━━━ TASK DATA

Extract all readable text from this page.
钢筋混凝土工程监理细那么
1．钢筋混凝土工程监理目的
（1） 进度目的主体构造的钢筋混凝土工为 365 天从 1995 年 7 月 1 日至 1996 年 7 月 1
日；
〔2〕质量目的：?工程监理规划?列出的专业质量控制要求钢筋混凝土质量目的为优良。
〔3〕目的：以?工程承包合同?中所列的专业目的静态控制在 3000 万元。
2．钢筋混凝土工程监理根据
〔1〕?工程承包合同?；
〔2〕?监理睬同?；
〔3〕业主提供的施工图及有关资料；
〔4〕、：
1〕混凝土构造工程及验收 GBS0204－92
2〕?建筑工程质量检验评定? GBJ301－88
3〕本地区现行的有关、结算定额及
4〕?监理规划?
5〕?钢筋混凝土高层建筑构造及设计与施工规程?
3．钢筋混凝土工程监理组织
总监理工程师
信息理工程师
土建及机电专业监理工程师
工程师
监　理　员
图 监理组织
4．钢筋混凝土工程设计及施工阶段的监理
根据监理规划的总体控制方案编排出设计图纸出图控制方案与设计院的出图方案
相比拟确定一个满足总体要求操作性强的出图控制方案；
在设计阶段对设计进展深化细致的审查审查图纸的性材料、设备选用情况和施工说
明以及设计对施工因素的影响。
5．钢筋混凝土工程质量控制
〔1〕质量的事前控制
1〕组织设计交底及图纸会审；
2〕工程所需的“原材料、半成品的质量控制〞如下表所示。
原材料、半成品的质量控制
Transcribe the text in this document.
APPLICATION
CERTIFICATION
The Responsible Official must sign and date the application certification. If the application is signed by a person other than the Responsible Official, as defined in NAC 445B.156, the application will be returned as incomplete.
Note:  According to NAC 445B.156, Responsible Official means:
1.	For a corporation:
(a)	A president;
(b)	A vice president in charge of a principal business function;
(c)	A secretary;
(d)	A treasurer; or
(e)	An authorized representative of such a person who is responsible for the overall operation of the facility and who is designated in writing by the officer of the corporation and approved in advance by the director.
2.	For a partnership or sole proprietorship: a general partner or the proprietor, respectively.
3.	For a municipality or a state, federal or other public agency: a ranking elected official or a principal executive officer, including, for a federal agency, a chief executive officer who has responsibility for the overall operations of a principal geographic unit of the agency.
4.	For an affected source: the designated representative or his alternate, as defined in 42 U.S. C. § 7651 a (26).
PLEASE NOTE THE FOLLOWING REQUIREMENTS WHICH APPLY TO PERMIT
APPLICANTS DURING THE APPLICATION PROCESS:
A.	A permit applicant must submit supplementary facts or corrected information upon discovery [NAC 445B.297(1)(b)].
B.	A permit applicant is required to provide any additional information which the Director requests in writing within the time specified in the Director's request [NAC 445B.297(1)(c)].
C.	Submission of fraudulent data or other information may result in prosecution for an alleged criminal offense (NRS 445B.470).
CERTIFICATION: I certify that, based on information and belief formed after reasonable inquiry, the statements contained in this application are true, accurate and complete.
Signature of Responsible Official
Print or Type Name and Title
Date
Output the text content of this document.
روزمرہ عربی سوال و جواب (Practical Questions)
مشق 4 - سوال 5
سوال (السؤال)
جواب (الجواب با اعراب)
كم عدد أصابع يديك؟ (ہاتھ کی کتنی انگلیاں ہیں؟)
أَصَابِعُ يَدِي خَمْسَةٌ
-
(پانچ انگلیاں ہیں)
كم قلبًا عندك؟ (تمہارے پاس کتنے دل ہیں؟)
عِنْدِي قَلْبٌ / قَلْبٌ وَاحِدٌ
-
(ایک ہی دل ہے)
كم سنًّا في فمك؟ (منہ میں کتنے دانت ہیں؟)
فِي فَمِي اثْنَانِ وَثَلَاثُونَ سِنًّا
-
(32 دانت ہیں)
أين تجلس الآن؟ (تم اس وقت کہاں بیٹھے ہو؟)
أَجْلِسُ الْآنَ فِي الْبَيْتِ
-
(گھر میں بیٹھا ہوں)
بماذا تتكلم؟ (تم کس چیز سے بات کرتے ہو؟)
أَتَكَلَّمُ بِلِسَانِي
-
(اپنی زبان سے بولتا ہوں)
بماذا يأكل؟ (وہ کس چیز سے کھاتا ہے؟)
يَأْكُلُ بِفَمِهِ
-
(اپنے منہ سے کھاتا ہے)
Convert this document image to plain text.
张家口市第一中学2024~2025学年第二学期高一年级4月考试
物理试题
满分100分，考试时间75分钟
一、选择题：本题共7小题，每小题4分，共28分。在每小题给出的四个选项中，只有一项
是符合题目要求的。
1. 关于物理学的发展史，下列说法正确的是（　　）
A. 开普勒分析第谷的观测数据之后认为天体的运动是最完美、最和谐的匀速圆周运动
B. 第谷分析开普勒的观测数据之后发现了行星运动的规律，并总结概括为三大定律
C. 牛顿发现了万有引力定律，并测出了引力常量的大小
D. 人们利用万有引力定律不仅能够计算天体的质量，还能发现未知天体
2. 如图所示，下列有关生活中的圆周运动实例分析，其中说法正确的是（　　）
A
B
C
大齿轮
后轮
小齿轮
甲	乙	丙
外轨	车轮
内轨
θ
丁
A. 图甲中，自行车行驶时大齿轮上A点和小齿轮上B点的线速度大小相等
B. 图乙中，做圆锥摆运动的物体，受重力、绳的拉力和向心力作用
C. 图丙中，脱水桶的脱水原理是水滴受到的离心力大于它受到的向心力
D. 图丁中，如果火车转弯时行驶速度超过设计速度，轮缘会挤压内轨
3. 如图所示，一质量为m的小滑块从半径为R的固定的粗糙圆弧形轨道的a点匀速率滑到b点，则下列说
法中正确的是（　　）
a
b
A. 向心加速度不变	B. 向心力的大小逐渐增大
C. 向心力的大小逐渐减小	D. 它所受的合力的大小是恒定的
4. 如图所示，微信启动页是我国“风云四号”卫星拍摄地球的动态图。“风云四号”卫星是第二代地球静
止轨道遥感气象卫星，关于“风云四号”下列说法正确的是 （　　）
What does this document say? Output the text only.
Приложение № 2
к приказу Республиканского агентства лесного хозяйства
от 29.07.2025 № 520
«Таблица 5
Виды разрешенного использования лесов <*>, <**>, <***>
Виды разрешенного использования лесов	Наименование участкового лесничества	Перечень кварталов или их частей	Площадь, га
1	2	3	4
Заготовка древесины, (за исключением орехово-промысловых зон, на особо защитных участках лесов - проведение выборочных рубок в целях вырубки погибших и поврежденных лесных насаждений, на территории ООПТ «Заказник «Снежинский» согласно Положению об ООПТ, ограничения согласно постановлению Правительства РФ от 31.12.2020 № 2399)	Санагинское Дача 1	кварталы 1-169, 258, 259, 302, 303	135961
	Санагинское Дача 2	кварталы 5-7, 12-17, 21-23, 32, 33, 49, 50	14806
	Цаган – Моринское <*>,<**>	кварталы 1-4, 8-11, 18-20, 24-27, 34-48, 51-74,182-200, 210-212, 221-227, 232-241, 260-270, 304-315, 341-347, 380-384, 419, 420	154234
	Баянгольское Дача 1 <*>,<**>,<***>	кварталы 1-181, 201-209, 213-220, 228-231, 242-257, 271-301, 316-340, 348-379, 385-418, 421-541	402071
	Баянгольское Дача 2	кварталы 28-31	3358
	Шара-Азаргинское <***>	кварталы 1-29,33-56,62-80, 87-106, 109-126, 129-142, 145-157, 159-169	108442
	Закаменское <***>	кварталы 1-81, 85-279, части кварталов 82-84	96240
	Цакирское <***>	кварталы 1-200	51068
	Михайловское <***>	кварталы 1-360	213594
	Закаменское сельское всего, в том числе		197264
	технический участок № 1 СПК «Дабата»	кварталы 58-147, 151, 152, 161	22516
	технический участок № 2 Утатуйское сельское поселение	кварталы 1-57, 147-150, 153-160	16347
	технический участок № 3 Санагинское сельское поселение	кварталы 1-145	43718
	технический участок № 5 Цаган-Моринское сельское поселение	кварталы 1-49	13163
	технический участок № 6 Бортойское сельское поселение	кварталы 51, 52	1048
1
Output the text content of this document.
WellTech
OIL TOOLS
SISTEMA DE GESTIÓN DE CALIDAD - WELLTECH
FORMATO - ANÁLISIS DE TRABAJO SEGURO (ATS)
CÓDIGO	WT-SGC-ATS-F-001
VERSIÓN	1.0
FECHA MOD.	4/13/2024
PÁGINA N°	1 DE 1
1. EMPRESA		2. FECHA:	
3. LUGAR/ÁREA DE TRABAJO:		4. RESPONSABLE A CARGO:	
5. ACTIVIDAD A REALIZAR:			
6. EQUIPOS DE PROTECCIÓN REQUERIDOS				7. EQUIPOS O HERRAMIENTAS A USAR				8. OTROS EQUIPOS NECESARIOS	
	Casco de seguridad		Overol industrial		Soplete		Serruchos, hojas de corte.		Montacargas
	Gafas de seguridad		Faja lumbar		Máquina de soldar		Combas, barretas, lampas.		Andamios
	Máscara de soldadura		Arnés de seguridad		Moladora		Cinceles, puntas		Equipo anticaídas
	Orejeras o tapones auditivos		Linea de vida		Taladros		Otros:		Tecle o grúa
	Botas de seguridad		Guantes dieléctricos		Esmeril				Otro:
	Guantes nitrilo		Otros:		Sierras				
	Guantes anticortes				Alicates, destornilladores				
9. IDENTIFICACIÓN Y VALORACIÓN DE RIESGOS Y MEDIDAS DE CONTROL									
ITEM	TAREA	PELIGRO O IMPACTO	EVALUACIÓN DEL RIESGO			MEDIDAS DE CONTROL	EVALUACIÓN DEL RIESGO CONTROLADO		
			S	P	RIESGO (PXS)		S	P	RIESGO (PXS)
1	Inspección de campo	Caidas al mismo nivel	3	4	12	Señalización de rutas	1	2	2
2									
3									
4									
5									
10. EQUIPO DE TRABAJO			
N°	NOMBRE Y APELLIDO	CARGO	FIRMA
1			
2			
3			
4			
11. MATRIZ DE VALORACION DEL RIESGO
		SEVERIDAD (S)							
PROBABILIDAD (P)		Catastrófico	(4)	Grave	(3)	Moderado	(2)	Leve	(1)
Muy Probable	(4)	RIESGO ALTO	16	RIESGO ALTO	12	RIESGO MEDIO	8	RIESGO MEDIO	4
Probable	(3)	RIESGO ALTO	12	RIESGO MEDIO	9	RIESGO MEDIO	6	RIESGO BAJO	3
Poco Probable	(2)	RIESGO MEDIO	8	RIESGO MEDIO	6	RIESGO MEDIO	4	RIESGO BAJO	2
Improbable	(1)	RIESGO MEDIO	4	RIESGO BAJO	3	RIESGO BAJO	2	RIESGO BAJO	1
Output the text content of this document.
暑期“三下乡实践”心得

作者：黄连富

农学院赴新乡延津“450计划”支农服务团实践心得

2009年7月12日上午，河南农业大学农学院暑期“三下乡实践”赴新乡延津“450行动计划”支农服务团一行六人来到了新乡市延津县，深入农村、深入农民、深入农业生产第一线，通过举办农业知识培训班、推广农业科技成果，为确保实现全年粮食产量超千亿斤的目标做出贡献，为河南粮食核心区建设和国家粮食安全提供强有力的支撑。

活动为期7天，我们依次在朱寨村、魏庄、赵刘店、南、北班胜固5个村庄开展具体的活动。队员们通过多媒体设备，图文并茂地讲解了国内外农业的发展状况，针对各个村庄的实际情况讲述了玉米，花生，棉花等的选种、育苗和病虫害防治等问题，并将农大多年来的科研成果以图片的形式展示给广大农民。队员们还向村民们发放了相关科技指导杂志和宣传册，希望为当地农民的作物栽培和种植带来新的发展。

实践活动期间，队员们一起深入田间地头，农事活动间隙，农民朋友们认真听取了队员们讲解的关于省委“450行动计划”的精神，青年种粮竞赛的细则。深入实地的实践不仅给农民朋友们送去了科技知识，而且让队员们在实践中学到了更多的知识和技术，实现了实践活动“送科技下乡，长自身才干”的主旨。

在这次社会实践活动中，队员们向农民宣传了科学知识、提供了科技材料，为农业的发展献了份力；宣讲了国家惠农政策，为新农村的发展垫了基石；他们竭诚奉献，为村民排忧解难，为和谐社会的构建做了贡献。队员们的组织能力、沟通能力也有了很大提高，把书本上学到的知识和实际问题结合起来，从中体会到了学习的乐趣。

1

━━━━━━

Report only how many lines of the listing hold the word "other".

3